=== Task prompt ===
Among these lines, how many include "localhost"? Answer only with the number.
── Recorded information ──
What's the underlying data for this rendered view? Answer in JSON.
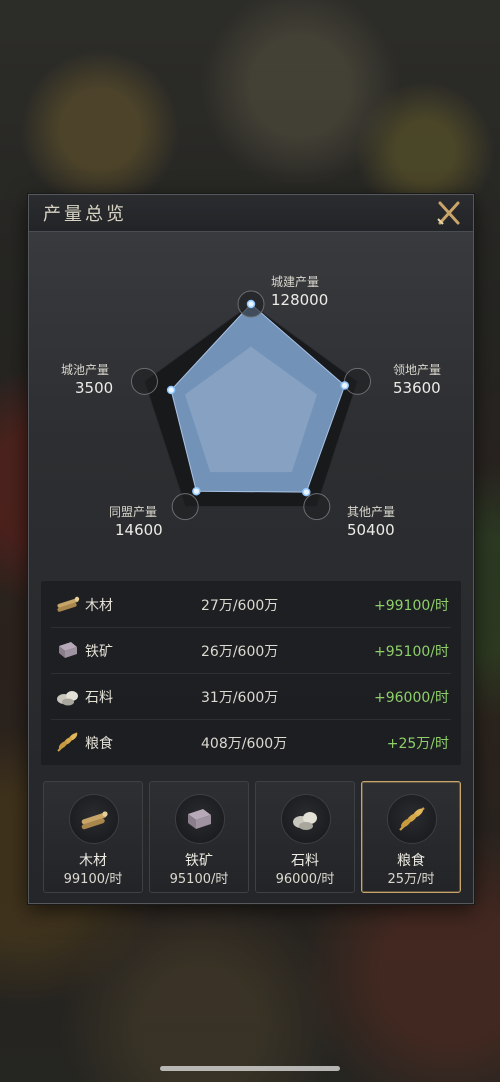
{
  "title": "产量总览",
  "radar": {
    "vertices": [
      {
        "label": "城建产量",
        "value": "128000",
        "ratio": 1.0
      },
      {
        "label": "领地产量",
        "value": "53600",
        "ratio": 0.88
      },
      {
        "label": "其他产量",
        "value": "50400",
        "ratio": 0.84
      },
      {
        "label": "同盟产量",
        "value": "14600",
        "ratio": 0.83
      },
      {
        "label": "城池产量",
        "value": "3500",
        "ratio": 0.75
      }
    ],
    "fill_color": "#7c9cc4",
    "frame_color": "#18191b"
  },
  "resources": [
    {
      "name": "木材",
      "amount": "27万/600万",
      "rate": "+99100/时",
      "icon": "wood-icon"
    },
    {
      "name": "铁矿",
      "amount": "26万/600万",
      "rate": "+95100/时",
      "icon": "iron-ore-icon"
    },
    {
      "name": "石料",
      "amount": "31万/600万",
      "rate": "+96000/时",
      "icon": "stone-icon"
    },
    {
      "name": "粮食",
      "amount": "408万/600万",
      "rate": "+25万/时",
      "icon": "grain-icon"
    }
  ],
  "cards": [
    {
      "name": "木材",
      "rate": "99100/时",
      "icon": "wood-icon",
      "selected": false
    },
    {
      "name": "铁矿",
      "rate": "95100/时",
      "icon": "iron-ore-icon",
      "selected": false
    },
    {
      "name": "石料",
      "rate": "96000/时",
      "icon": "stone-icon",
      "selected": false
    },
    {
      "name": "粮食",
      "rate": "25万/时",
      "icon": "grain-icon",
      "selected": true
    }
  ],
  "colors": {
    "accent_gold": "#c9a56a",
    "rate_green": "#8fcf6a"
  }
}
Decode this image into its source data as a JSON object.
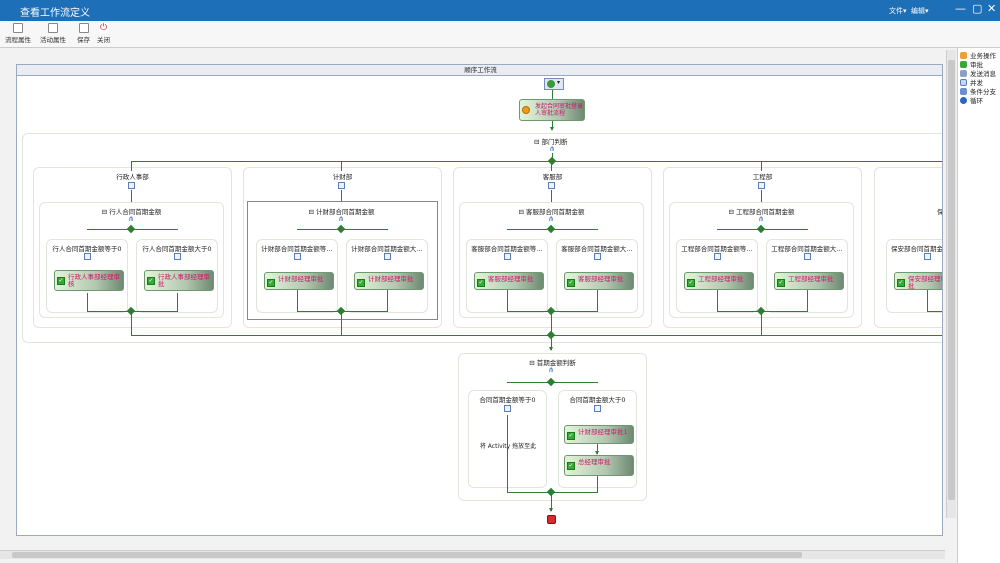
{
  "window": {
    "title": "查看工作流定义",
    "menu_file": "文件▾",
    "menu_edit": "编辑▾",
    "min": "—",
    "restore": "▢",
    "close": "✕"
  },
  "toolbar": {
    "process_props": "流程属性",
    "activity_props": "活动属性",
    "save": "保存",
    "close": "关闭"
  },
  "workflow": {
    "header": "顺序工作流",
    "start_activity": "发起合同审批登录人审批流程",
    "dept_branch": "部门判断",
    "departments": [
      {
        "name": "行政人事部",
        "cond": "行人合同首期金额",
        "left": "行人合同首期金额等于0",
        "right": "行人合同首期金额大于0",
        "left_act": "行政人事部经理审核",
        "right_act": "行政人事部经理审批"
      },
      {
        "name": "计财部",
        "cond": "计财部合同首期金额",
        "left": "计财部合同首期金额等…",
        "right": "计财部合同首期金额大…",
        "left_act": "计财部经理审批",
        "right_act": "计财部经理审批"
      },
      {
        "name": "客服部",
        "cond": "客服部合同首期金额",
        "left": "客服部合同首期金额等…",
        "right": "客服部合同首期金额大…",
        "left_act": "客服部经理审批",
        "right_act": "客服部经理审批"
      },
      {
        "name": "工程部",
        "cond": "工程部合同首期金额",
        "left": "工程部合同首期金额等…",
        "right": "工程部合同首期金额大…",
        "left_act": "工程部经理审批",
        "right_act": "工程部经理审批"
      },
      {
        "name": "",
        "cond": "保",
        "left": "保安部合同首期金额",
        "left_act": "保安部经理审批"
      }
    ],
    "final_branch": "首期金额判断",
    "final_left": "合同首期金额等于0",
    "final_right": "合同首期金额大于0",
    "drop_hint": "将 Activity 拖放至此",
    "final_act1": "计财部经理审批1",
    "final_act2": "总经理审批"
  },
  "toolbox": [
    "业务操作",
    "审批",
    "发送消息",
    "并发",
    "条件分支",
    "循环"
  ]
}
───
── Recorded information ──
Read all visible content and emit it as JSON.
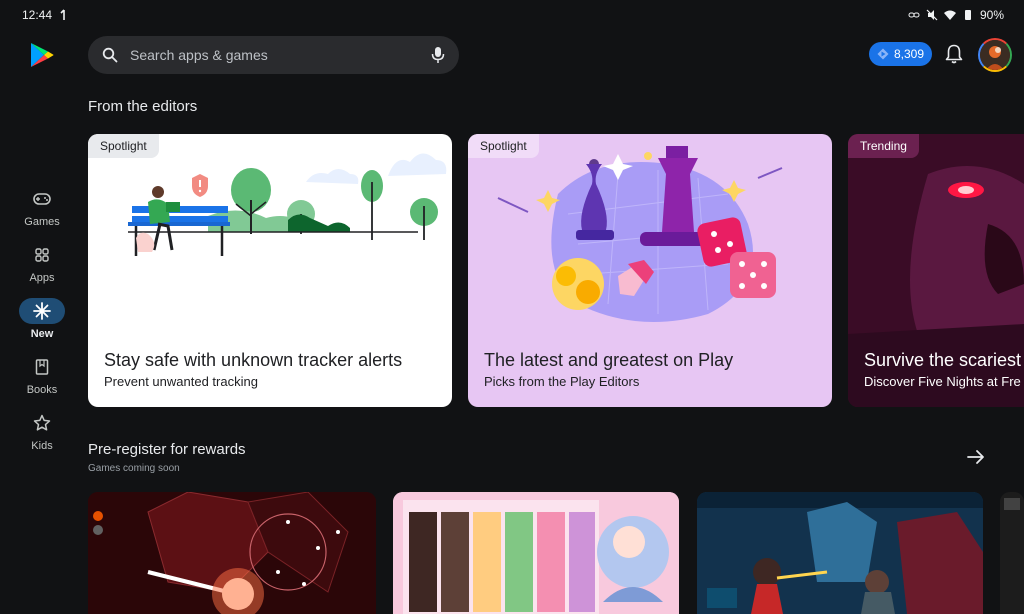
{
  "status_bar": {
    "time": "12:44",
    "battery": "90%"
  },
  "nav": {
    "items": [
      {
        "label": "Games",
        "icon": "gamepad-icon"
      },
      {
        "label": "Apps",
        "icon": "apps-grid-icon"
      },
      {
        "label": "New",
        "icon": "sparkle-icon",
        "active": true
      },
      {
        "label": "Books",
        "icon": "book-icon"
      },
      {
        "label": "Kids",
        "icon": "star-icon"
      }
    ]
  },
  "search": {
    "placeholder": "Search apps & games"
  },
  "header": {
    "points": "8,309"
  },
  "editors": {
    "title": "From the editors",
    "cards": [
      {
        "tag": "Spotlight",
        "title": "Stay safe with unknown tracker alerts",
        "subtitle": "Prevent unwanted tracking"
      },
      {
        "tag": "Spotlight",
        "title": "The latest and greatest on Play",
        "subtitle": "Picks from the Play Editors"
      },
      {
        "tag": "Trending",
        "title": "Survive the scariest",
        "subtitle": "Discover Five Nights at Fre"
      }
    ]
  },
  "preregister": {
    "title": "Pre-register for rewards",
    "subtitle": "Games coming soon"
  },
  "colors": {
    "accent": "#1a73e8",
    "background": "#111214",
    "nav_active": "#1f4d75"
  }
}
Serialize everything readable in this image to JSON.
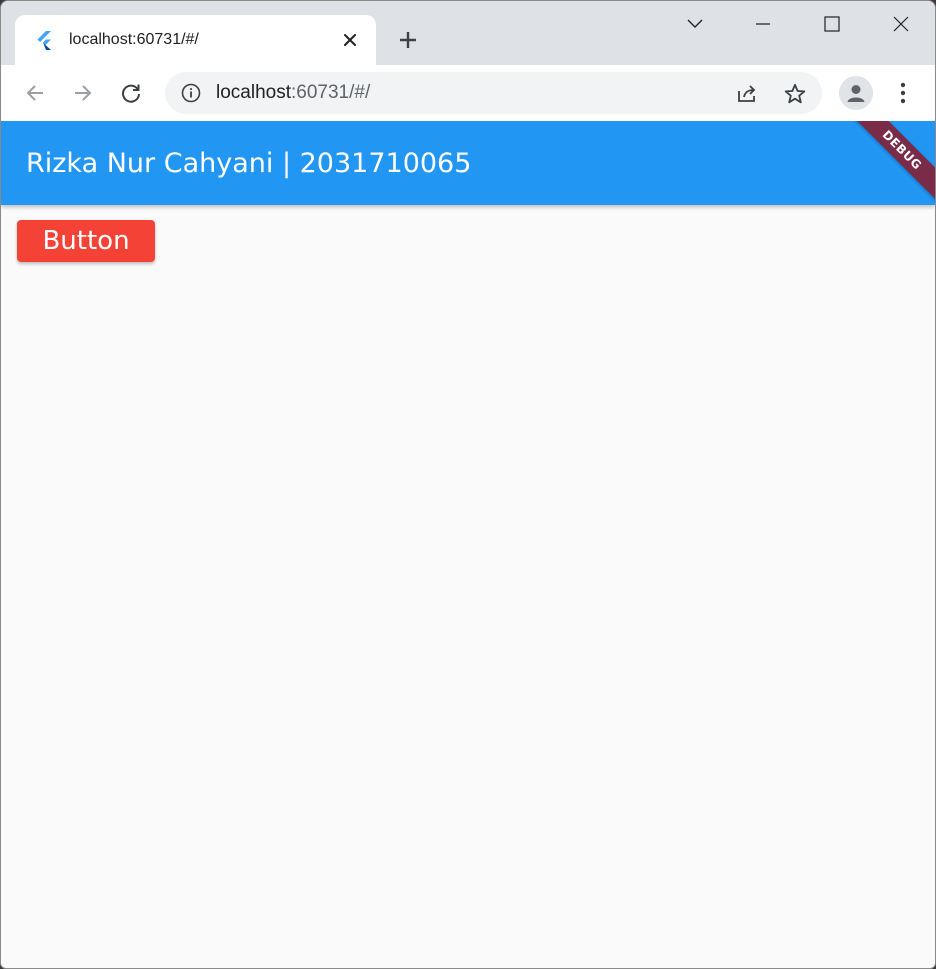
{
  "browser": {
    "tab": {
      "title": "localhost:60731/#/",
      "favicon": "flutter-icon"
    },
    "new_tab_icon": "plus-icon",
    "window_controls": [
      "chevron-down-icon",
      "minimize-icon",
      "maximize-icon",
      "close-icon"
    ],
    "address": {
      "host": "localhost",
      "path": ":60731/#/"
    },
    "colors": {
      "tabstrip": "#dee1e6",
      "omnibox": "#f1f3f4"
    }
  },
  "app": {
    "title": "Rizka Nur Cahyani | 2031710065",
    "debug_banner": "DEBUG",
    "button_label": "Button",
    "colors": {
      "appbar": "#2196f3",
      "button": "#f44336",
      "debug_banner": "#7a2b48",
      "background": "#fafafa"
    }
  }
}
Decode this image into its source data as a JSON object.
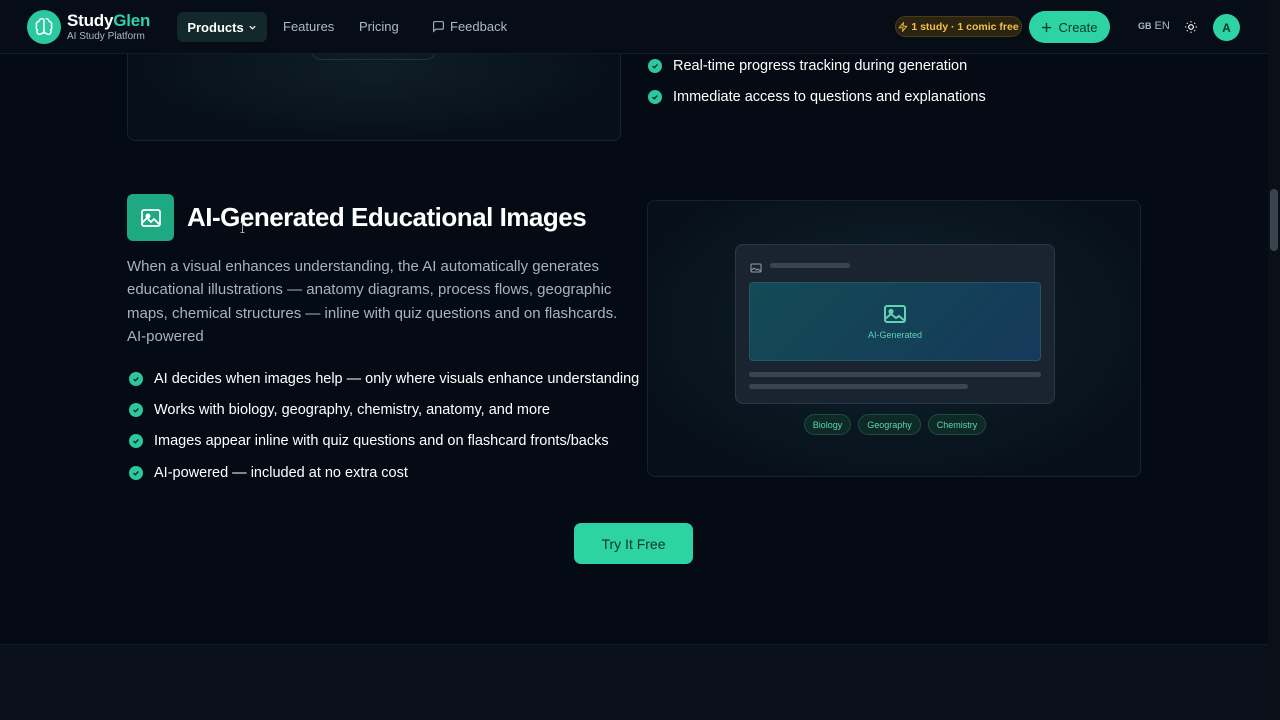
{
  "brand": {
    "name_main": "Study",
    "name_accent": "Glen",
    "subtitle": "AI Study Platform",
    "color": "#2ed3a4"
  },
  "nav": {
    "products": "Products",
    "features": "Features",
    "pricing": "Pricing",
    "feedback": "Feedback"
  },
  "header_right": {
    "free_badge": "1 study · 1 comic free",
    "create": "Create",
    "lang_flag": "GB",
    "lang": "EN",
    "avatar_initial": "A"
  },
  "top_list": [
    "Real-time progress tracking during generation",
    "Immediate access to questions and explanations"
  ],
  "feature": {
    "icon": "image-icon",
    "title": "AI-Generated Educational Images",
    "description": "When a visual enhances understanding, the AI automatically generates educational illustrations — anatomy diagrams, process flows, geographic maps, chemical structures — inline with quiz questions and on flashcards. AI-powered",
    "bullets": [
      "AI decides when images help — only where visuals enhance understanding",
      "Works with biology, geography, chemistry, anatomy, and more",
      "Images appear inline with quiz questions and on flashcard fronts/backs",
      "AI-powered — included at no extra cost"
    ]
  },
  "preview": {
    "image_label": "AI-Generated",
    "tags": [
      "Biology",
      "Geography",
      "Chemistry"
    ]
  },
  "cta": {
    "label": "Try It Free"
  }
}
───
=== In response ===
2